Text below:
If I had to characterise your position from scratch, I'd call you a behavioural institutionalist.

sam

great post that reminded me of this https://www.jacobinmag.com/2014/04/what-marx-really-meant/

Matt Moore: what would chris have to do to be a marxist in Marx's (hypothetical) eyes? espouse the labour theory of value? call for the abolition of markets? (actually curious, i don't fully understand how marxists identify themselves)

Matt Moore

Good question. It think it would be more along the lines of accepting his version of historical determinism: sequential periods of capitalist crisis that concentrate wealth ever more greatly, while immiserating the masses (in absolute, not relative, terms).

Smith also made the labour theory of value mistake, although in a less egregious form.

Luis Enrique

FATE

fair point, in fact I have previously asked Chris where on the continuum between "somewhat more worker controlled firms than we have now" and "100% worker controlled (and owned?)" he advocates. I agree only one end of that continuum can be called a small tweak.
End of Text.
Recorded information below:
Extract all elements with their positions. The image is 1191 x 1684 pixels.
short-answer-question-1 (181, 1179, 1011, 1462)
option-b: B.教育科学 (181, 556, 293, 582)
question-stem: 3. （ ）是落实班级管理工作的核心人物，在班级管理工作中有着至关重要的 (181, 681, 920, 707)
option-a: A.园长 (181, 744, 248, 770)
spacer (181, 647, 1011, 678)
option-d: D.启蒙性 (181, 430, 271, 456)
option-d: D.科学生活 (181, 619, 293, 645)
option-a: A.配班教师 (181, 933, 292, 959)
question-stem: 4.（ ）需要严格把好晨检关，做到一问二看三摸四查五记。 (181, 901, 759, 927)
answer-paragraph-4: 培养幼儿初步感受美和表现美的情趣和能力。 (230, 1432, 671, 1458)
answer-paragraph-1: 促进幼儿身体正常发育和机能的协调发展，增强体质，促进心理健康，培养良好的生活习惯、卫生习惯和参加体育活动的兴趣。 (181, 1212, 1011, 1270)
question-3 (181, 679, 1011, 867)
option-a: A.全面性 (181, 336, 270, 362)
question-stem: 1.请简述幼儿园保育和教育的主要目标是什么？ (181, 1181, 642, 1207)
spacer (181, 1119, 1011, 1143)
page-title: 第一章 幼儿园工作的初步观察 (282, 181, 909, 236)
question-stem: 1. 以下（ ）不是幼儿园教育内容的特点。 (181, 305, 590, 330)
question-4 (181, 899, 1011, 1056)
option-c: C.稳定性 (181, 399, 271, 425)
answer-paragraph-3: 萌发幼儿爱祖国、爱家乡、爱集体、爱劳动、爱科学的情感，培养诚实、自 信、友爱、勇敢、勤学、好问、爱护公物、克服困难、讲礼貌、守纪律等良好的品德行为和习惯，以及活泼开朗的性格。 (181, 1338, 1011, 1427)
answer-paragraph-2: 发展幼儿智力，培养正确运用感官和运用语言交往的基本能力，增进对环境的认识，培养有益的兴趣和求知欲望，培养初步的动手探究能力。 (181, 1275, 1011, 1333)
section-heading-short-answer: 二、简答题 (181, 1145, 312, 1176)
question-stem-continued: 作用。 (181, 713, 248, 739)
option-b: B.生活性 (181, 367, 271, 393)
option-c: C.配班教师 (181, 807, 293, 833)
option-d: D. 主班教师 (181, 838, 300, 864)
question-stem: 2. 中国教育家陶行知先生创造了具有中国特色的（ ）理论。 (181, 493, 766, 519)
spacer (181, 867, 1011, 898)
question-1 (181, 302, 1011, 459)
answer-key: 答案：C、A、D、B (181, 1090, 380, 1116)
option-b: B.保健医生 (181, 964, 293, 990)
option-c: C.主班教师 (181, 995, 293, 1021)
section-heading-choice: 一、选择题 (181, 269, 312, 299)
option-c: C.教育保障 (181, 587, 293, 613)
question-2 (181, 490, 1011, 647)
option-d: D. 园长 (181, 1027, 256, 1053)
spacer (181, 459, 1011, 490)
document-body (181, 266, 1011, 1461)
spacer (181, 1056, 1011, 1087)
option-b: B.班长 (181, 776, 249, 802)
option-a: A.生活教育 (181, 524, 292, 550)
End of Recorded information.
Directions: Translate this sentence from the comment thread on Marxism into Spanish: "Smith also made the labour theory of value mistake, although in a less egregious form." None of the data is needed for this work.

Response box: Smith también cometió el error de la teoría del valor-trabajo, aunque de una forma menos flagrante.